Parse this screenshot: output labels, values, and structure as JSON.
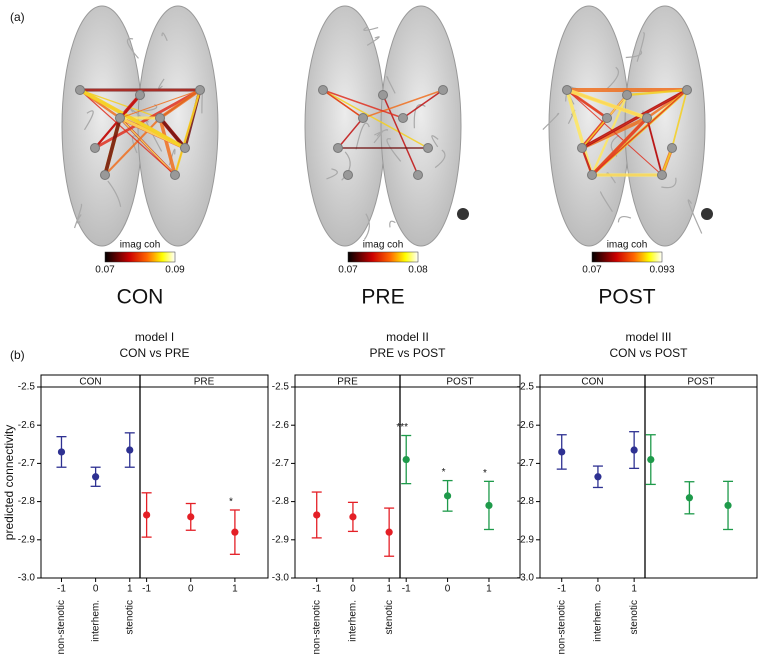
{
  "panel_a_label": "(a)",
  "panel_b_label": "(b)",
  "brains": [
    {
      "label": "CON",
      "colorbar_title": "imag coh",
      "colorbar_ticks": [
        0.07,
        0.09
      ]
    },
    {
      "label": "PRE",
      "colorbar_title": "imag coh",
      "colorbar_ticks": [
        0.07,
        0.08
      ]
    },
    {
      "label": "POST",
      "colorbar_title": "imag coh",
      "colorbar_ticks": [
        0.07,
        0.093
      ]
    }
  ],
  "chart_data": [
    {
      "type": "errorbar",
      "title": "model I",
      "subtitle": "CON vs PRE",
      "ylabel": "predicted connectivity",
      "ylim": [
        -3.0,
        -2.5
      ],
      "yticks": [
        -2.5,
        -2.6,
        -2.7,
        -2.8,
        -2.9,
        {
          "value": -3.0,
          "label": "-3.0"
        }
      ],
      "xlabels": [
        "non-stenotic",
        "interhem.",
        "stenotic"
      ],
      "series": [
        {
          "name": "CON",
          "color": "#2e3192",
          "xlim": [
            -1.6,
            1.3
          ],
          "x": [
            -1,
            0,
            1
          ],
          "xticks": [
            -1,
            0,
            1
          ],
          "values": [
            -2.67,
            -2.735,
            -2.665
          ],
          "errors": [
            0.04,
            0.025,
            0.045
          ],
          "annotations": [
            null,
            null,
            null
          ]
        },
        {
          "name": "PRE",
          "color": "#e41f26",
          "xlim": [
            -1.15,
            1.75
          ],
          "x": [
            -1,
            0,
            1
          ],
          "xticks": [
            -1,
            0,
            1
          ],
          "values": [
            -2.835,
            -2.84,
            -2.88
          ],
          "errors": [
            0.058,
            0.035,
            0.058
          ],
          "annotations": [
            null,
            null,
            "*"
          ]
        }
      ]
    },
    {
      "type": "errorbar",
      "title": "model II",
      "subtitle": "PRE vs POST",
      "ylim": [
        -3.0,
        -2.5
      ],
      "yticks": [
        -2.5,
        -2.6,
        -2.7,
        -2.8,
        -2.9,
        {
          "value": -3.0,
          "label": "-3.0"
        }
      ],
      "xlabels": [
        "non-stenotic",
        "interhem.",
        "stenotic"
      ],
      "series": [
        {
          "name": "PRE",
          "color": "#e41f26",
          "xlim": [
            -1.6,
            1.3
          ],
          "x": [
            -1,
            0,
            1
          ],
          "xticks": [
            -1,
            0,
            1
          ],
          "values": [
            -2.835,
            -2.84,
            -2.88
          ],
          "errors": [
            0.06,
            0.038,
            0.063
          ],
          "annotations": [
            null,
            null,
            null
          ]
        },
        {
          "name": "POST",
          "color": "#1e9a4a",
          "xlim": [
            -1.15,
            1.75
          ],
          "x": [
            -1,
            0,
            1
          ],
          "xticks": [
            -1,
            0,
            1
          ],
          "values": [
            -2.69,
            -2.785,
            -2.81
          ],
          "errors": [
            0.063,
            0.04,
            0.063
          ],
          "annotations": [
            "***",
            "*",
            "*"
          ]
        }
      ]
    },
    {
      "type": "errorbar",
      "title": "model III",
      "subtitle": "CON vs POST",
      "ylim": [
        -3.0,
        -2.5
      ],
      "yticks": [
        -2.5,
        -2.6,
        -2.7,
        -2.8,
        -2.9,
        {
          "value": -3.0,
          "label": "-3.0"
        }
      ],
      "xlabels": [
        "non-stenotic",
        "interhem.",
        "stenotic"
      ],
      "series": [
        {
          "name": "CON",
          "color": "#2e3192",
          "xlim": [
            -1.6,
            1.3
          ],
          "x": [
            -1,
            0,
            1
          ],
          "xticks": [
            -1,
            0,
            1
          ],
          "values": [
            -2.67,
            -2.735,
            -2.665
          ],
          "errors": [
            0.045,
            0.028,
            0.048
          ],
          "annotations": [
            null,
            null,
            null
          ]
        },
        {
          "name": "POST",
          "color": "#1e9a4a",
          "xlim": [
            -1.15,
            1.75
          ],
          "x": [
            -1,
            0,
            1
          ],
          "xticks": [],
          "values": [
            -2.69,
            -2.79,
            -2.81
          ],
          "errors": [
            0.065,
            0.042,
            0.063
          ],
          "annotations": [
            null,
            null,
            null
          ]
        }
      ]
    }
  ]
}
######
Stated problem: In the listing above, find each line with the word "subtitle" and copy it.

Expected answer:
      "subtitle": "CON vs PRE",
      "subtitle": "PRE vs POST",
      "subtitle": "CON vs POST",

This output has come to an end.